Exercise details:
Pull each line holding the word "large" from the data.

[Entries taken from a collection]
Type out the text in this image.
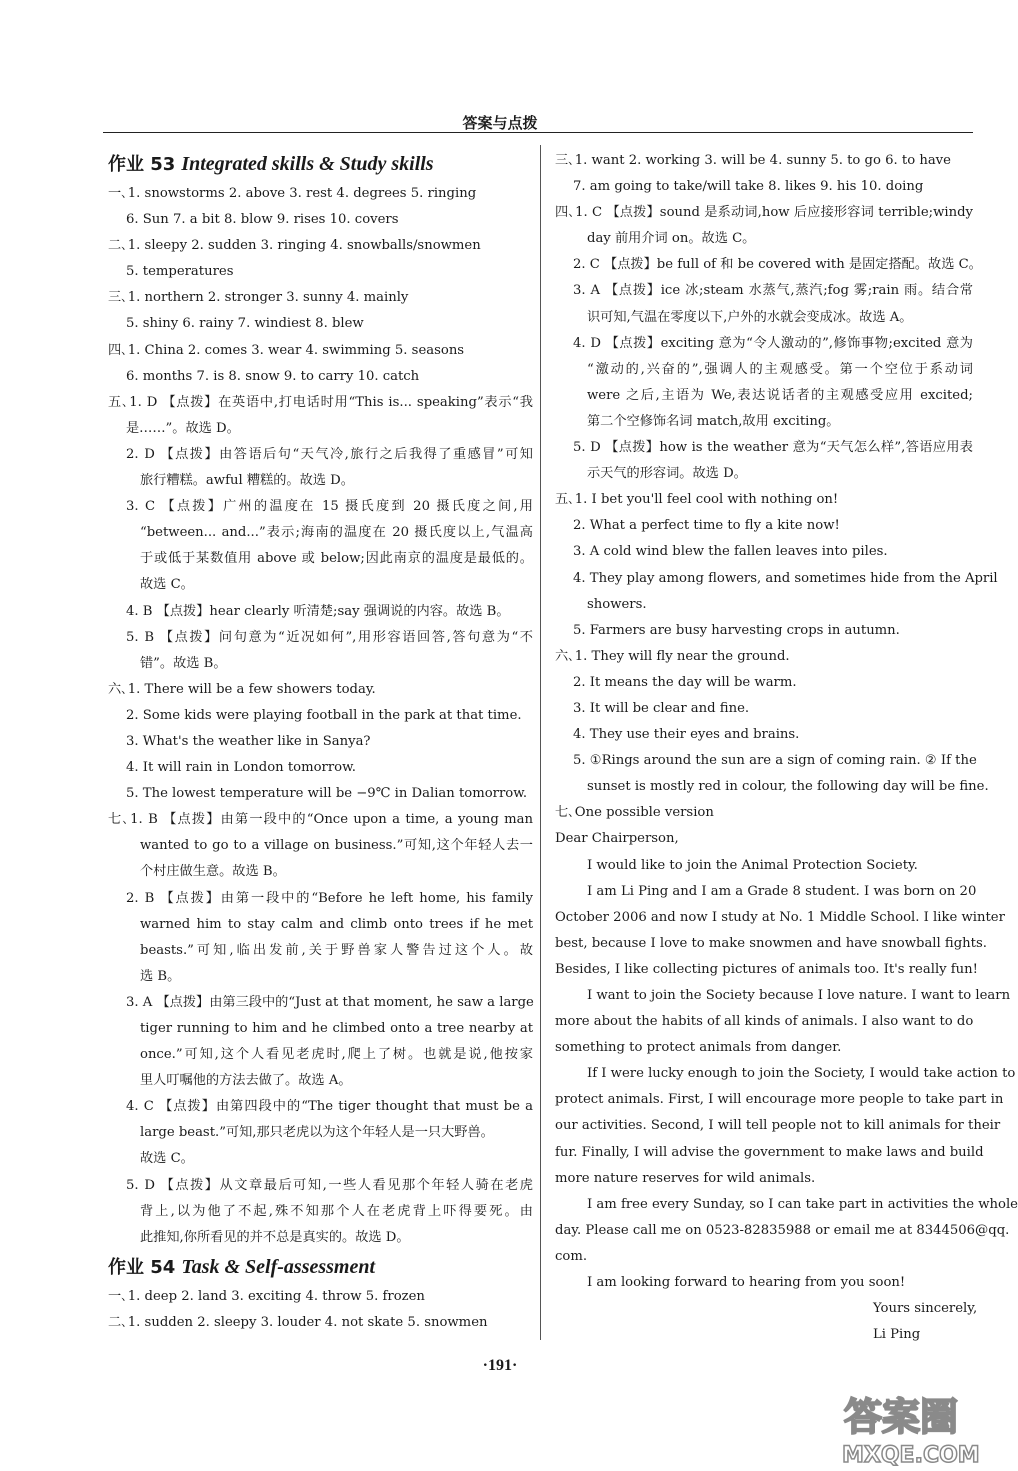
答案与点拨
作业 53 Integrated skills & Study skills
一､1. snowstorms 2. above 3. rest 4. degrees 5. ringing
6. Sun 7. a bit 8. blow 9. rises 10. covers
二､1. sleepy 2. sudden 3. ringing 4. snowballs/snowmen
5. temperatures
三､1. northern 2. stronger 3. sunny 4. mainly
5. shiny 6. rainy 7. windiest 8. blew
四､1. China 2. comes 3. wear 4. swimming 5. seasons
6. months 7. is 8. snow 9. to carry 10. catch
五､1. D 【点拨】在英语中,打电话时用“This is... speaking”表示“我
是……”。故选 D。
2. D 【点拨】由答语后句“天气冷,旅行之后我得了重感冒”可知
旅行糟糕。awful 糟糕的。故选 D。
3. C 【点拨】广州的温度在 15 摄氏度到 20 摄氏度之间,用
“between... and...”表示;海南的温度在 20 摄氏度以上,气温高
于或低于某数值用 above 或 below;因此南京的温度是最低的。
故选 C。
4. B 【点拨】hear clearly 听清楚;say 强调说的内容。故选 B。
5. B 【点拨】问句意为“近况如何”,用形容语回答,答句意为“不
错”。故选 B。
六､1. There will be a few showers today.
2. Some kids were playing football in the park at that time.
3. What's the weather like in Sanya?
4. It will rain in London tomorrow.
5. The lowest temperature will be −9℃ in Dalian tomorrow.
七､1. B 【点拨】由第一段中的“Once upon a time, a young man
wanted to go to a village on business.”可知,这个年轻人去一
个村庄做生意。故选 B。
2. B 【点拨】由第一段中的“Before he left home, his family
warned him to stay calm and climb onto trees if he met
beasts.”可知,临出发前,关于野兽家人警告过这个人。故
选 B。
3. A 【点拨】由第三段中的“Just at that moment, he saw a large
tiger running to him and he climbed onto a tree nearby at
once.”可知,这个人看见老虎时,爬上了树。也就是说,他按家
里人叮嘱他的方法去做了。故选 A。
4. C 【点拨】由第四段中的“The tiger thought that must be a
large beast.”可知,那只老虎以为这个年轻人是一只大野兽。
故选 C。
5. D 【点拨】从文章最后可知,一些人看见那个年轻人骑在老虎
背上,以为他了不起,殊不知那个人在老虎背上吓得要死。由
此推知,你所看见的并不总是真实的。故选 D。
作业 54 Task & Self-assessment
一､1. deep 2. land 3. exciting 4. throw 5. frozen
二､1. sudden 2. sleepy 3. louder 4. not skate 5. snowmen
三､1. want 2. working 3. will be 4. sunny 5. to go 6. to have
7. am going to take/will take 8. likes 9. his 10. doing
四､1. C 【点拨】sound 是系动词,how 后应接形容词 terrible;windy
day 前用介词 on。故选 C。
2. C 【点拨】be full of 和 be covered with 是固定搭配。故选 C。
3. A 【点拨】ice 冰;steam 水蒸气,蒸汽;fog 雾;rain 雨。结合常
识可知,气温在零度以下,户外的水就会变成冰。故选 A。
4. D 【点拨】exciting 意为“令人激动的”,修饰事物;excited 意为
“激动的,兴奋的”,强调人的主观感受。第一个空位于系动词
were 之后,主语为 We,表达说话者的主观感受应用 excited;
第二个空修饰名词 match,故用 exciting。
5. D 【点拨】how is the weather 意为“天气怎么样”,答语应用表
示天气的形容词。故选 D。
五､1. I bet you'll feel cool with nothing on!
2. What a perfect time to fly a kite now!
3. A cold wind blew the fallen leaves into piles.
4. They play among flowers, and sometimes hide from the April
showers.
5. Farmers are busy harvesting crops in autumn.
六､1. They will fly near the ground.
2. It means the day will be warm.
3. It will be clear and fine.
4. They use their eyes and brains.
5. ①Rings around the sun are a sign of coming rain. ② If the
sunset is mostly red in colour, the following day will be fine.
七､One possible version
Dear Chairperson,
I would like to join the Animal Protection Society.
I am Li Ping and I am a Grade 8 student. I was born on 20
October 2006 and now I study at No. 1 Middle School. I like winter
best, because I love to make snowmen and have snowball fights.
Besides, I like collecting pictures of animals too. It's really fun!
I want to join the Society because I love nature. I want to learn
more about the habits of all kinds of animals. I also want to do
something to protect animals from danger.
If I were lucky enough to join the Society, I would take action to
protect animals. First, I will encourage more people to take part in
our activities. Second, I will tell people not to kill animals for their
fur. Finally, I will advise the government to make laws and build
more nature reserves for wild animals.
I am free every Sunday, so I can take part in activities the whole
day. Please call me on 0523-82835988 or email me at 8344506@qq.
com.
I am looking forward to hearing from you soon!
Yours sincerely,
Li Ping
·191·
答案圈
MXQE.COM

Task response:
3. A 【点拨】由第三段中的“Just at that moment, he saw a large
large beast.”可知,那只老虎以为这个年轻人是一只大野兽。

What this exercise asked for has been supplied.